▶ _SUPPLIED INFORMATION_
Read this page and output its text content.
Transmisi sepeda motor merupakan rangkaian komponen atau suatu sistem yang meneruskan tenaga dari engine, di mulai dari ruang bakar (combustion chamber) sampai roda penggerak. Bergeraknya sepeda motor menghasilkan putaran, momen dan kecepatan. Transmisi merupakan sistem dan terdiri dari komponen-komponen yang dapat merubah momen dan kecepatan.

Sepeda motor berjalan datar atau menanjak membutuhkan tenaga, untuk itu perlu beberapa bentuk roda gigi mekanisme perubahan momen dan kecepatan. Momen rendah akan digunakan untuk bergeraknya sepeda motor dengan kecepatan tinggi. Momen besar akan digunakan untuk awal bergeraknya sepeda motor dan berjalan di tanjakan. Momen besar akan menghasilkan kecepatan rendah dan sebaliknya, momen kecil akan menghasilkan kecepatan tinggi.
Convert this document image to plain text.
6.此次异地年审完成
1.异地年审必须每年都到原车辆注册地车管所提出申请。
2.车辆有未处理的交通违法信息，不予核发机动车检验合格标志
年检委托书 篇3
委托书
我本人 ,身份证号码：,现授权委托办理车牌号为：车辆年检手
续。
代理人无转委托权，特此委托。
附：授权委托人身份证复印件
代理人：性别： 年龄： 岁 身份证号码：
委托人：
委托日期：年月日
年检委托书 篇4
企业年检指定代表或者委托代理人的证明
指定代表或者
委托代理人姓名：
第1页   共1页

▶ _TASK DIRECTIONS_
Identify all lines in the records above with the word "身份证号码".

▶ _FINISHED ANSWER_
我本人 ,身份证号码：,现授权委托办理车牌号为：车辆年检手
代理人：性别： 年龄： 岁 身份证号码：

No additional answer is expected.